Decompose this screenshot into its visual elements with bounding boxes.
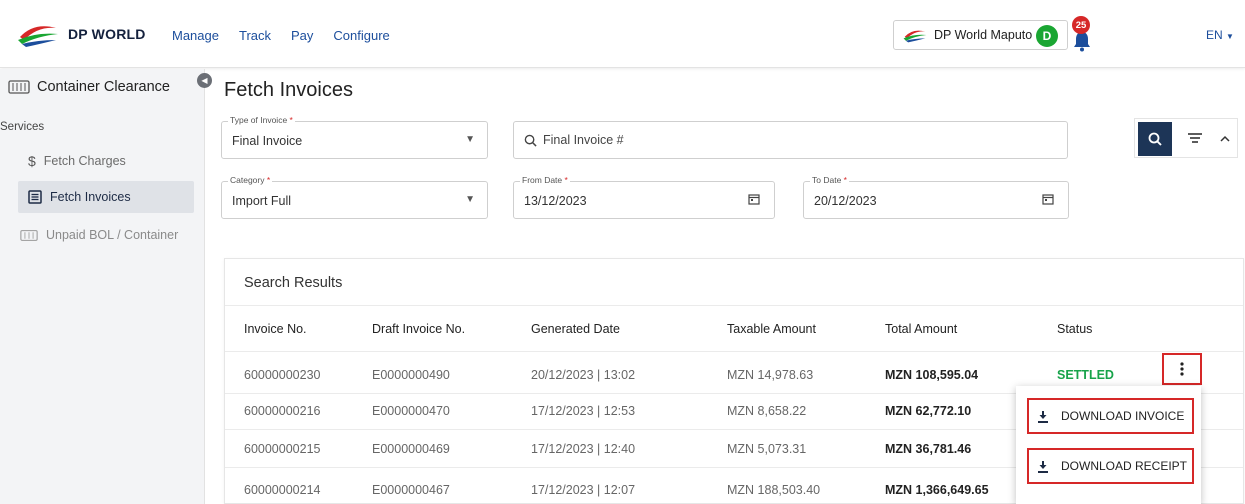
language-selector[interactable]: EN ▼ xyxy=(1206,28,1234,42)
chevron-up-icon[interactable] xyxy=(1219,133,1231,145)
divider xyxy=(225,351,1243,352)
sidebar-item-fetch-charges[interactable]: $ Fetch Charges xyxy=(18,145,194,177)
column-header-draft-invoice-no[interactable]: Draft Invoice No. xyxy=(372,322,465,336)
container-icon xyxy=(20,229,38,241)
caret-down-icon: ▼ xyxy=(1226,32,1234,41)
page-title: Fetch Invoices xyxy=(224,79,353,101)
divider xyxy=(225,305,1243,306)
notifications-button[interactable]: 25 xyxy=(1070,16,1100,56)
download-receipt-menu-item[interactable]: DOWNLOAD RECEIPT xyxy=(1027,448,1194,484)
from-date-value: 13/12/2023 xyxy=(524,194,587,208)
dp-world-logo[interactable]: DP WORLD xyxy=(16,20,146,48)
sidebar-collapse-button[interactable]: ◀ xyxy=(197,73,212,88)
sidebar-section-services: Services xyxy=(0,121,45,133)
cell-taxable-amount: MZN 8,658.22 xyxy=(727,404,807,418)
to-date-value: 20/12/2023 xyxy=(814,194,877,208)
container-icon xyxy=(8,80,30,94)
sidebar-item-label: Fetch Invoices xyxy=(50,190,131,204)
column-header-generated-date[interactable]: Generated Date xyxy=(531,322,620,336)
nav-track[interactable]: Track xyxy=(239,28,271,43)
download-receipt-label: DOWNLOAD RECEIPT xyxy=(1061,459,1188,473)
port-select-value: DP World Maputo xyxy=(934,28,1033,42)
calendar-icon[interactable] xyxy=(1042,193,1054,205)
language-label: EN xyxy=(1206,28,1223,42)
calendar-icon[interactable] xyxy=(748,193,760,205)
sidebar-item-label: Fetch Charges xyxy=(43,154,126,168)
download-invoice-label: DOWNLOAD INVOICE xyxy=(1061,409,1185,423)
cell-generated-date: 17/12/2023 | 12:53 xyxy=(531,404,636,418)
sidebar: Container Clearance Services $ Fetch Cha… xyxy=(0,69,205,504)
sidebar-item-unpaid-bol[interactable]: Unpaid BOL / Container xyxy=(10,219,186,251)
cell-invoice-no[interactable]: 60000000215 xyxy=(244,442,320,456)
cell-taxable-amount: MZN 5,073.31 xyxy=(727,442,807,456)
dp-world-port-icon xyxy=(903,30,927,43)
top-navigation-bar: DP WORLD Manage Track Pay Configure DP W… xyxy=(0,0,1245,68)
search-placeholder: Final Invoice # xyxy=(524,133,624,147)
field-label: Category * xyxy=(228,175,273,185)
chevron-left-icon: ◀ xyxy=(201,76,208,85)
cell-draft-invoice-no: E0000000467 xyxy=(372,483,450,497)
column-header-taxable-amount[interactable]: Taxable Amount xyxy=(727,322,816,336)
cell-generated-date: 20/12/2023 | 13:02 xyxy=(531,368,636,382)
search-icon xyxy=(524,134,537,147)
column-header-total-amount[interactable]: Total Amount xyxy=(885,322,957,336)
cell-invoice-no[interactable]: 60000000230 xyxy=(244,368,320,382)
row-actions-menu: DOWNLOAD INVOICE DOWNLOAD RECEIPT xyxy=(1016,386,1201,504)
download-invoice-menu-item[interactable]: DOWNLOAD INVOICE xyxy=(1027,398,1194,434)
category-select[interactable]: Category * Import Full ▼ xyxy=(221,175,488,219)
sidebar-item-label: Unpaid BOL / Container xyxy=(46,228,179,242)
search-icon xyxy=(1148,132,1162,146)
caret-down-icon: ▼ xyxy=(465,134,475,145)
filter-icon[interactable] xyxy=(1186,130,1204,146)
cell-generated-date: 17/12/2023 | 12:40 xyxy=(531,442,636,456)
cell-total-amount: MZN 62,772.10 xyxy=(885,404,972,418)
dp-world-logo-icon xyxy=(18,26,58,47)
download-icon xyxy=(1038,410,1048,423)
from-date-field[interactable]: From Date * 13/12/2023 xyxy=(513,175,775,219)
brand-name: DP WORLD xyxy=(68,26,146,42)
cell-taxable-amount: MZN 188,503.40 xyxy=(727,483,821,497)
field-label: From Date * xyxy=(520,175,570,185)
field-label: To Date * xyxy=(810,175,849,185)
cell-taxable-amount: MZN 14,978.63 xyxy=(727,368,814,382)
status-badge: SETTLED xyxy=(1057,368,1114,382)
column-header-status[interactable]: Status xyxy=(1057,322,1092,336)
list-icon xyxy=(28,190,42,204)
cell-total-amount: MZN 1,366,649.65 xyxy=(885,483,989,497)
cell-total-amount: MZN 108,595.04 xyxy=(885,368,979,382)
cell-invoice-no[interactable]: 60000000216 xyxy=(244,404,320,418)
to-date-field[interactable]: To Date * 20/12/2023 xyxy=(803,175,1069,219)
invoice-type-value: Final Invoice xyxy=(232,134,303,148)
user-avatar[interactable]: D xyxy=(1036,25,1058,47)
cell-generated-date: 17/12/2023 | 12:07 xyxy=(531,483,636,497)
cell-draft-invoice-no: E0000000470 xyxy=(372,404,450,418)
notification-count-badge: 25 xyxy=(1072,16,1090,34)
nav-pay[interactable]: Pay xyxy=(291,28,313,43)
sidebar-item-fetch-invoices[interactable]: Fetch Invoices xyxy=(18,181,194,213)
search-button[interactable] xyxy=(1138,122,1172,156)
sidebar-title-label: Container Clearance xyxy=(37,79,170,95)
invoice-type-select[interactable]: Type of Invoice * Final Invoice ▼ xyxy=(221,115,488,159)
nav-manage[interactable]: Manage xyxy=(172,28,219,43)
cell-total-amount: MZN 36,781.46 xyxy=(885,442,972,456)
search-results-title: Search Results xyxy=(244,275,343,291)
field-label: Type of Invoice * xyxy=(228,115,295,125)
search-toolbar xyxy=(1134,118,1238,158)
category-value: Import Full xyxy=(232,194,292,208)
cell-invoice-no[interactable]: 60000000214 xyxy=(244,483,320,497)
download-icon xyxy=(1038,460,1048,473)
row-actions-button[interactable] xyxy=(1162,353,1202,385)
dollar-icon: $ xyxy=(28,153,36,169)
column-header-invoice-no[interactable]: Invoice No. xyxy=(244,322,307,336)
nav-configure[interactable]: Configure xyxy=(333,28,389,43)
sidebar-title: Container Clearance xyxy=(8,79,170,95)
cell-draft-invoice-no: E0000000490 xyxy=(372,368,450,382)
cell-draft-invoice-no: E0000000469 xyxy=(372,442,450,456)
kebab-menu-icon xyxy=(1180,362,1184,376)
invoice-number-search-input[interactable]: Final Invoice # xyxy=(513,121,1068,159)
caret-down-icon: ▼ xyxy=(465,194,475,205)
main-nav: Manage Track Pay Configure xyxy=(172,28,390,43)
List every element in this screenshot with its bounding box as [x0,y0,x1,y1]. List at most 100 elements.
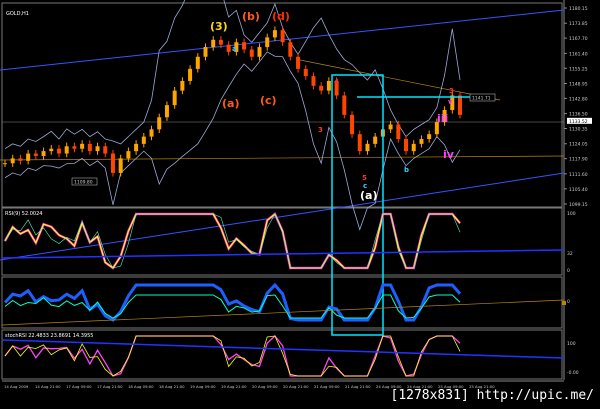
wave-label: (d) [272,10,290,23]
support-line [0,155,565,161]
candle [411,143,416,152]
candle [272,30,277,38]
candle [319,85,324,91]
wave-label: (b) [242,10,260,23]
x-tick-label: 21 Aug 09:00 [314,384,340,389]
stochrsi-label: stochRSI 22.4833 23.8691 14.3955 [5,333,93,339]
y-tick-label: 1155.25 [569,66,588,72]
candle [373,136,378,144]
wave-label: 5 [362,174,367,182]
x-tick-label: 17 Aug 09:00 [66,384,92,389]
candle [126,151,131,159]
x-tick-label: 19 Aug 21:00 [221,384,247,389]
wave-label: a [232,45,237,53]
candle [80,143,85,149]
candle [103,146,108,154]
x-tick-label: 18 Aug 09:00 [128,384,154,389]
candle [64,146,69,154]
y-tick-label: 1136.50 [569,112,588,118]
candle [172,90,177,106]
chart-title: GOLD,H1 [6,11,29,17]
candle [365,143,370,152]
candle [249,49,254,57]
candle [427,134,432,140]
wave-label: (a) [360,189,377,202]
candle [118,158,123,173]
trading-chart[interactable]: GOLD,H1 1180.15 1173.85 1167.70 1161.40 1155.… [0,0,600,409]
candle [72,146,77,149]
candle [49,148,54,152]
indicator-level: 100 [567,341,576,347]
candle [141,136,146,144]
candle [357,134,362,152]
y-tick-label: 1099.15 [569,202,588,208]
candle [404,139,409,152]
candle [350,114,355,135]
rsi-label: RSI(9) 52.0024 [5,211,42,217]
macd-marker [562,301,566,305]
candle [218,39,223,45]
candle [110,153,115,173]
wave-label: (a) [222,97,239,110]
candle [419,139,424,144]
indicator-level: 0 [567,268,570,274]
x-tick-label: 14 Aug 21:00 [35,384,61,389]
wave-label: 3 [318,126,323,134]
channel-lower [0,172,565,261]
y-tick-label: 1167.70 [569,36,588,42]
candle [26,153,31,161]
candle [33,153,38,156]
price-label: 1141.71 [472,96,491,102]
x-tick-label: 17 Aug 21:00 [97,384,123,389]
candle [188,68,193,81]
candle [56,148,61,154]
wave-label: c [363,182,367,190]
candle [296,56,301,69]
candle [280,30,285,43]
candle [87,143,92,152]
wave-label: (3) [210,20,228,33]
candle [134,143,139,152]
candle [203,47,208,57]
candle [3,163,7,165]
y-tick-label: 1124.05 [569,142,588,148]
candle [396,124,401,140]
y-tick-label: 1105.40 [569,187,588,193]
candle [311,76,316,86]
candle [388,124,393,130]
x-tick-label: 20 Aug 21:00 [283,384,309,389]
wave-label: iv [443,148,455,161]
wave-label: (c) [260,94,277,107]
candle [342,95,347,115]
current-price-label: 1133.52 [569,119,588,125]
y-tick-label: 1161.40 [569,51,588,57]
x-tick-label: 18 Aug 21:00 [159,384,185,389]
rsi-trend [1,249,565,259]
x-tick-label: 20 Aug 09:00 [252,384,278,389]
candle [149,129,154,137]
candle [242,42,247,50]
wave-label: 3 [449,87,454,95]
y-tick-label: 1180.15 [569,6,588,12]
candle [326,80,331,91]
candle [164,105,169,118]
wave-label: iii [437,112,448,125]
candle [257,47,262,57]
candle [303,68,308,77]
candle [288,42,293,57]
x-tick-label: 21 Aug 21:00 [345,384,371,389]
price-label: 1109.80 [74,180,93,186]
y-tick-label: 1111.60 [569,172,588,178]
candle [211,39,216,48]
candle [10,158,15,164]
y-tick-label: 1148.95 [569,81,588,87]
candle [226,44,231,52]
candle [458,95,462,115]
y-tick-label: 1117.90 [569,157,588,163]
candle [195,56,200,69]
wave-label: 4 [334,78,339,86]
indicator-level: 100 [567,211,576,217]
y-tick-label: 1142.80 [569,96,588,102]
panel-frame-1 [1,207,563,276]
candle [180,80,185,91]
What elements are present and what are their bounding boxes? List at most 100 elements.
⁂
Write the lines from the one containing "wave-label: (d) [272,10,290,23]" through the one containing "candle [427,134,432,140]", inclusive, as a numbered list, leaving out blank lines.

1. wave-label: (d) [272,10,290,23]
2. support-line [0,155,565,161]
3. candle [411,143,416,152]
4. candle [272,30,277,38]
5. candle [319,85,324,91]
6. wave-label: (b) [242,10,260,23]
7. x-tick-label: 21 Aug 09:00 [314,384,340,389]
8. stochrsi-label: stochRSI 22.4833 23.8691 14.3955 [5,333,93,339]
9. y-tick-label: 1155.25 [569,66,588,72]
10. candle [373,136,378,144]
11. wave-label: 5 [362,174,367,182]
12. x-tick-label: 17 Aug 09:00 [66,384,92,389]
13. candle [126,151,131,159]
14. x-tick-label: 19 Aug 21:00 [221,384,247,389]
15. wave-label: a [232,45,237,53]
16. candle [80,143,85,149]
17. candle [103,146,108,154]
18. x-tick-label: 18 Aug 09:00 [128,384,154,389]
19. candle [64,146,69,154]
20. y-tick-label: 1136.50 [569,112,588,118]
21. candle [172,90,177,106]
22. chart-title: GOLD,H1 [6,11,29,17]
23. candle [365,143,370,152]
24. candle [249,49,254,57]
25. candle [427,134,432,140]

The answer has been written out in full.